- [Items]:
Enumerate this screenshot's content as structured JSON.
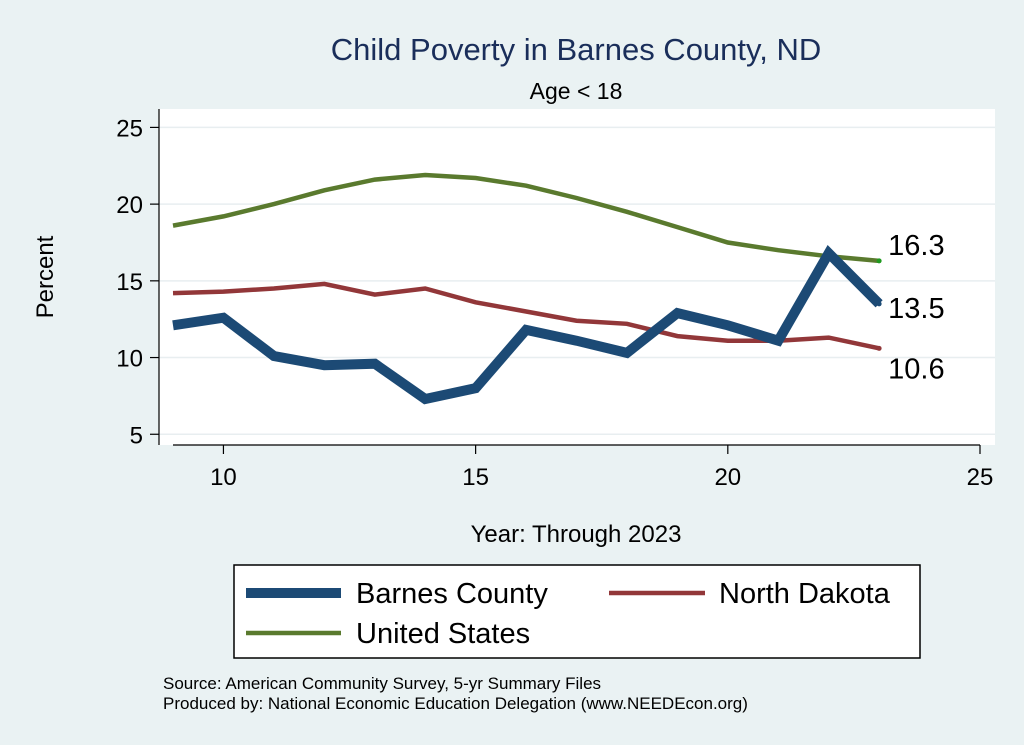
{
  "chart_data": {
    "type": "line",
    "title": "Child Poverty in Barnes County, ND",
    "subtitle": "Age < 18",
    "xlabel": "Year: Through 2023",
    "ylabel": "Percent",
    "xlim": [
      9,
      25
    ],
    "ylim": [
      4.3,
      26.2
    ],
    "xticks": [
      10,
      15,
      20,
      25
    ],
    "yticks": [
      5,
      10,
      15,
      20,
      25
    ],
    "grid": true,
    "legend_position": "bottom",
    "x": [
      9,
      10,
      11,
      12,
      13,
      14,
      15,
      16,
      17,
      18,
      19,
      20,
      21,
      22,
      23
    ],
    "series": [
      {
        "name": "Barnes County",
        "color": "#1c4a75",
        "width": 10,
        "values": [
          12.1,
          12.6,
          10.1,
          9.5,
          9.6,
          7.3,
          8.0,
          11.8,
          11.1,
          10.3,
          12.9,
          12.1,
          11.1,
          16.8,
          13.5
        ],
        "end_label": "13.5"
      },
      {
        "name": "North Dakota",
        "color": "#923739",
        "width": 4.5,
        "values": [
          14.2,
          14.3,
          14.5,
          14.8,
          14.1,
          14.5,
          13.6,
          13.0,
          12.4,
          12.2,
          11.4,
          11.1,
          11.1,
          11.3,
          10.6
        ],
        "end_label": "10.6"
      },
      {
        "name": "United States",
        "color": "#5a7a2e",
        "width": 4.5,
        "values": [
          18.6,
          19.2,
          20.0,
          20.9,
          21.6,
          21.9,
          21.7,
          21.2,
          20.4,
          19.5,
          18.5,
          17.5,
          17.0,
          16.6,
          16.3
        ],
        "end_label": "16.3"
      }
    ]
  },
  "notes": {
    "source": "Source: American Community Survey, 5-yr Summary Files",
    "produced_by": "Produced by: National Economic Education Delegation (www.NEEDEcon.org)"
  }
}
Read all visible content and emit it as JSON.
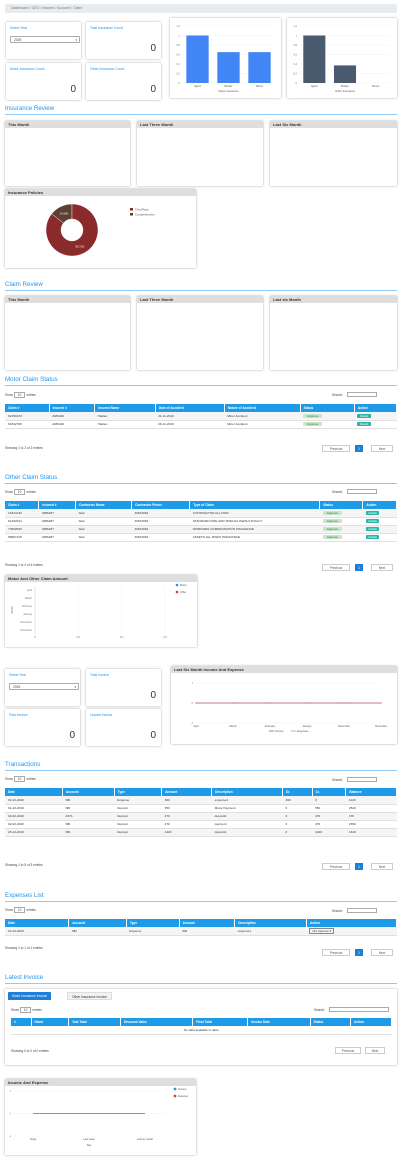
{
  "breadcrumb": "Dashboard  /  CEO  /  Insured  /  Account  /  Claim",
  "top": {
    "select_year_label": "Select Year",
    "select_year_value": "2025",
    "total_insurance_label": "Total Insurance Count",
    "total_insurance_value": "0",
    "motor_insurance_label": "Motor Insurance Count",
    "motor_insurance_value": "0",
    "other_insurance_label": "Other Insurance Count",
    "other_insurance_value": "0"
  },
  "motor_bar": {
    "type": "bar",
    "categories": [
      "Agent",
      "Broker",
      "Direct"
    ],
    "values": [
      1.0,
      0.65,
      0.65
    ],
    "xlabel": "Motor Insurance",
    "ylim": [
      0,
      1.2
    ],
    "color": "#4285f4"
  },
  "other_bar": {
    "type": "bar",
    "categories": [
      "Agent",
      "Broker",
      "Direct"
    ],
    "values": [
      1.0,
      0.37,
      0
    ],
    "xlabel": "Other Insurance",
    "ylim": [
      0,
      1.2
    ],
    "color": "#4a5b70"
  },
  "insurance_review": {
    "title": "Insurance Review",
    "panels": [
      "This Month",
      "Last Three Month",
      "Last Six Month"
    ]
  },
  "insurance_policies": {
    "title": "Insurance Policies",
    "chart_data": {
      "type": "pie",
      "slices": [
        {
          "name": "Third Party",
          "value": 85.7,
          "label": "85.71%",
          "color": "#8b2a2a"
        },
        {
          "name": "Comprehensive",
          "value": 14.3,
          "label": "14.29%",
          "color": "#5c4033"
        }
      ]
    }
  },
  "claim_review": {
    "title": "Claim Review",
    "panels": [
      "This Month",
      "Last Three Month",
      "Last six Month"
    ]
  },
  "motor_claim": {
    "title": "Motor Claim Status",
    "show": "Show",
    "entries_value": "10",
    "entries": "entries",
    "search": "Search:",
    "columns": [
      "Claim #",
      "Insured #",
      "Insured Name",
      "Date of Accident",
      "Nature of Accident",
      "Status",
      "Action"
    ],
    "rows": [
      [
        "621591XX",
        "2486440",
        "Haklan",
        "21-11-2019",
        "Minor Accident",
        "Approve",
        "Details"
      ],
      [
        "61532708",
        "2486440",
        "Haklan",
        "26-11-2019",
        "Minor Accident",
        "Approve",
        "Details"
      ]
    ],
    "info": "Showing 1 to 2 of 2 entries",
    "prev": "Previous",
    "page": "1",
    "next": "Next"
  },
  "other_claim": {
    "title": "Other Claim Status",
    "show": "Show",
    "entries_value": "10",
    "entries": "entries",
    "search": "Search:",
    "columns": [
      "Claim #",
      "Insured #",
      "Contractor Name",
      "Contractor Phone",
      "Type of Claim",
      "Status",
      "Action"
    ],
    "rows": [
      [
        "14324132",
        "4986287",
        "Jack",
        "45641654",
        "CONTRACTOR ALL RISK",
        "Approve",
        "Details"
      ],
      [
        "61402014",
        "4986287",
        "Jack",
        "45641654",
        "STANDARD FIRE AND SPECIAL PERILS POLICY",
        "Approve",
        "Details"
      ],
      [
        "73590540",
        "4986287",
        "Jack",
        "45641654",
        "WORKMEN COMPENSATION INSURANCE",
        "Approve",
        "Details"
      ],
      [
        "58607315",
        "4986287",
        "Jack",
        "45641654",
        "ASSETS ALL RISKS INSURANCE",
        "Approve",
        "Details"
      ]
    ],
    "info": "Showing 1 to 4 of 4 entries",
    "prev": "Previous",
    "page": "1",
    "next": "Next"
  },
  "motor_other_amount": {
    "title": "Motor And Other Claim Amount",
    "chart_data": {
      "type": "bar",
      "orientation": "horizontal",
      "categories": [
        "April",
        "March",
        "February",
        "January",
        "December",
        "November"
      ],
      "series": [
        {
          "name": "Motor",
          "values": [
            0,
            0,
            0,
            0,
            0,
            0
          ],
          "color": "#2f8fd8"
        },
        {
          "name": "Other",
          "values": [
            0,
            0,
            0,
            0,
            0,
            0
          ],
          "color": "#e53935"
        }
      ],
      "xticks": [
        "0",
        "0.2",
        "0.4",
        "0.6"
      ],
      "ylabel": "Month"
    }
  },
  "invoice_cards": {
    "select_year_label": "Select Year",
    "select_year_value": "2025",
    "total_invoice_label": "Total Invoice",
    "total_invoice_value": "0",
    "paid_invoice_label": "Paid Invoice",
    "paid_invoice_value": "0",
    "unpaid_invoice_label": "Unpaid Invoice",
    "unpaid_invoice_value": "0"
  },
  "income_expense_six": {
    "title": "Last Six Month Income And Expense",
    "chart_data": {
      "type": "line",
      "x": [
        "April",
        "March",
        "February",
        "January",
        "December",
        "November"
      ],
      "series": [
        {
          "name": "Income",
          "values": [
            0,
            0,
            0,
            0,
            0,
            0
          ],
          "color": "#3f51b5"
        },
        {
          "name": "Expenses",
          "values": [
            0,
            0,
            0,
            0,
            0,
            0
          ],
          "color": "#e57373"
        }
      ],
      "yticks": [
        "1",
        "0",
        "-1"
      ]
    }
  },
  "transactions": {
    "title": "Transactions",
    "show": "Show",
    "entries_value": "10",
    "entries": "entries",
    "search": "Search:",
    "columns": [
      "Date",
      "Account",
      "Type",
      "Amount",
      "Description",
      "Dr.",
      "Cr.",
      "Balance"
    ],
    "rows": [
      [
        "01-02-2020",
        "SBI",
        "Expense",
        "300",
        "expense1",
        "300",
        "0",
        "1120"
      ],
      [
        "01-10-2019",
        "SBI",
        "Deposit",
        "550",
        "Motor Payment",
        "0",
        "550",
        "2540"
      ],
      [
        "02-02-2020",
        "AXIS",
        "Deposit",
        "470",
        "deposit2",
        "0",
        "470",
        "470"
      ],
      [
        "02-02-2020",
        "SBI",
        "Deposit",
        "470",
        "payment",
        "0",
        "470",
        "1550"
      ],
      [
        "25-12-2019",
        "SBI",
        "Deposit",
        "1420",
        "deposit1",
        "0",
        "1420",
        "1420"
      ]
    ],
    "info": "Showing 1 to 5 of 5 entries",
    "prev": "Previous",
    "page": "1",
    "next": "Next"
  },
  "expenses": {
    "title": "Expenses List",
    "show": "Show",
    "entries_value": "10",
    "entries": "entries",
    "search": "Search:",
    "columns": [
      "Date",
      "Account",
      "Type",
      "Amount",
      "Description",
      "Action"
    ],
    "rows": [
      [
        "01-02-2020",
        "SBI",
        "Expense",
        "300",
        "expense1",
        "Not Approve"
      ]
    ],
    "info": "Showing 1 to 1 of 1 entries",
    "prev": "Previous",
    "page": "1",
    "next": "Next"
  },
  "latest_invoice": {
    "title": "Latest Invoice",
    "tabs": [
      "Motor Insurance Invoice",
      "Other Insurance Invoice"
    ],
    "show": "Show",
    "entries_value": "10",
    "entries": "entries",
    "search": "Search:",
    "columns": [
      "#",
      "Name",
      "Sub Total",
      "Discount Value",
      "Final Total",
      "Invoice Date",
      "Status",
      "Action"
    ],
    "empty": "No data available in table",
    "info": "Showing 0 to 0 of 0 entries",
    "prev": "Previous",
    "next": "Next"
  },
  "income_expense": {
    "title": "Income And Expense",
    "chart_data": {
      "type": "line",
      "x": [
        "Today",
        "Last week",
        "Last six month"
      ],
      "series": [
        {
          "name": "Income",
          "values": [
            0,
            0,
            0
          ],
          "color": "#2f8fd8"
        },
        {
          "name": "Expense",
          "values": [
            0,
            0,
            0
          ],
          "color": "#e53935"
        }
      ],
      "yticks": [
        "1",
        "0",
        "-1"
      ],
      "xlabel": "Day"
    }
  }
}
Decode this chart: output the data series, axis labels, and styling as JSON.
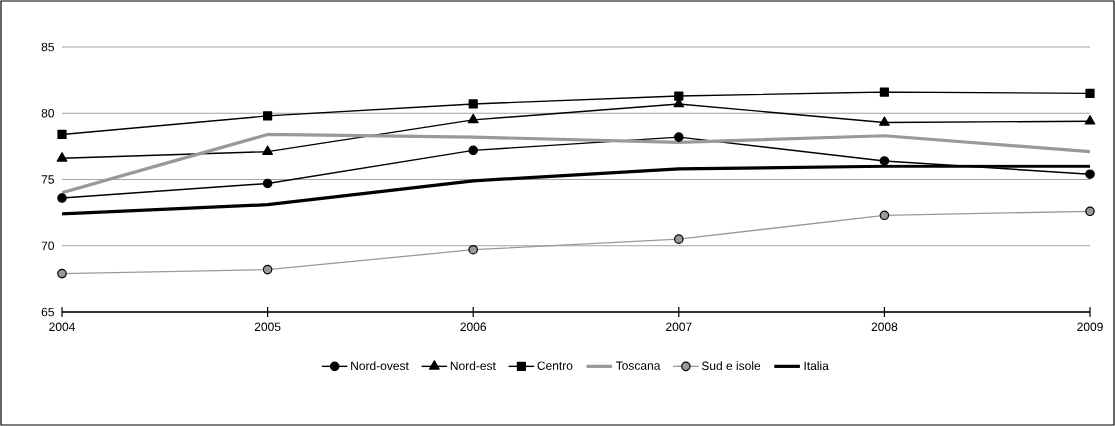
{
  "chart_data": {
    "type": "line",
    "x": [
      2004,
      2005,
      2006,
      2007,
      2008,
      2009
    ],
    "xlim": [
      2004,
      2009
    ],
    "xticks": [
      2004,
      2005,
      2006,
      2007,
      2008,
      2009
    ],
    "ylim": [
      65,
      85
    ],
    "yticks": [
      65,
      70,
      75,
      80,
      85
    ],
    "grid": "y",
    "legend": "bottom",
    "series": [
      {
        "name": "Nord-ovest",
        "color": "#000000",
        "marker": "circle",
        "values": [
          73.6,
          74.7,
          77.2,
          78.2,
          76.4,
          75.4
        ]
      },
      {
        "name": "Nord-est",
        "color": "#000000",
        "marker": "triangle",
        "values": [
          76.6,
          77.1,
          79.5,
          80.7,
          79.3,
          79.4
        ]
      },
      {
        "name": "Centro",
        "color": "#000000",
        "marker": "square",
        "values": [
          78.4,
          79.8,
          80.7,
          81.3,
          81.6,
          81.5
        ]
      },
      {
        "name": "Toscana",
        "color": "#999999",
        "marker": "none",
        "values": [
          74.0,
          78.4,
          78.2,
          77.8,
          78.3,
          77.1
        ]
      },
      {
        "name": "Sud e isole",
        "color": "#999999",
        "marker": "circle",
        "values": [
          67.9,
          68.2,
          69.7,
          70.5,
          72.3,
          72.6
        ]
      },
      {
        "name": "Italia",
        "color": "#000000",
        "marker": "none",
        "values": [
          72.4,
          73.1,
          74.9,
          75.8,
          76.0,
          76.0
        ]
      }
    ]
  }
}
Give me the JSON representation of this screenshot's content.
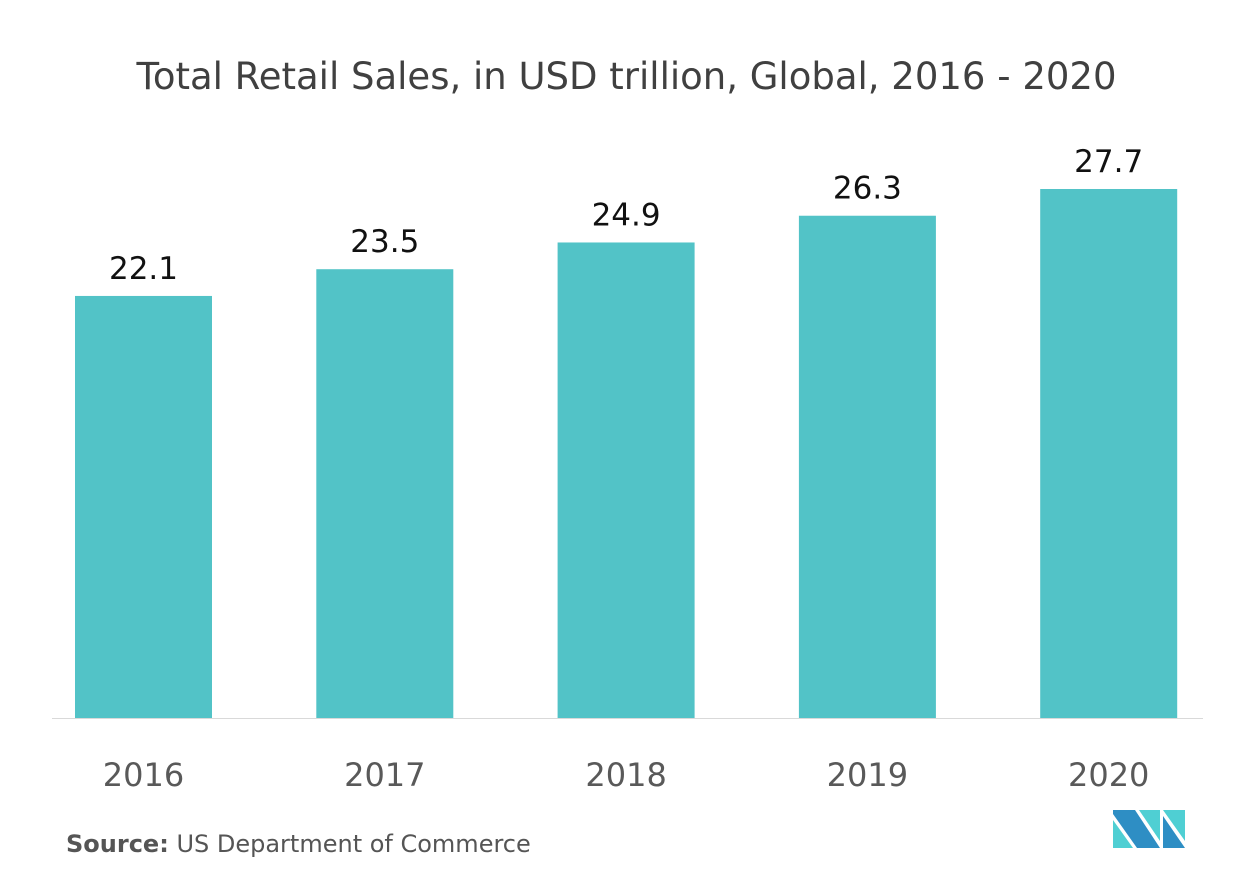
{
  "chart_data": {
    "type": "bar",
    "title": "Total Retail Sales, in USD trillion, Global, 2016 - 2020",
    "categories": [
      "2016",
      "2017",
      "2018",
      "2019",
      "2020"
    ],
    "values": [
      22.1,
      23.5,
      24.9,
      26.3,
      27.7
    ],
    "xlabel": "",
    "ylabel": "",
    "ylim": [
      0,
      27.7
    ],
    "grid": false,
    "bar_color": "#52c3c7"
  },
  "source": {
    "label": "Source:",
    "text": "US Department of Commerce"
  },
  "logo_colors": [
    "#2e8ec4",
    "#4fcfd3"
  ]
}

- [Brief]:
Give again exactly the lines from the one holding "Give me the" to the final line of the records, both ends included; any pictures stay out.

- [Response]:
Give me the JSON representation of this screenshot's content.
{
  "chart_data": {
    "type": "bar",
    "title": "Total Retail Sales, in USD trillion, Global, 2016 - 2020",
    "categories": [
      "2016",
      "2017",
      "2018",
      "2019",
      "2020"
    ],
    "values": [
      22.1,
      23.5,
      24.9,
      26.3,
      27.7
    ],
    "xlabel": "",
    "ylabel": "",
    "ylim": [
      0,
      27.7
    ],
    "grid": false,
    "bar_color": "#52c3c7"
  },
  "source": {
    "label": "Source:",
    "text": "US Department of Commerce"
  },
  "logo_colors": [
    "#2e8ec4",
    "#4fcfd3"
  ]
}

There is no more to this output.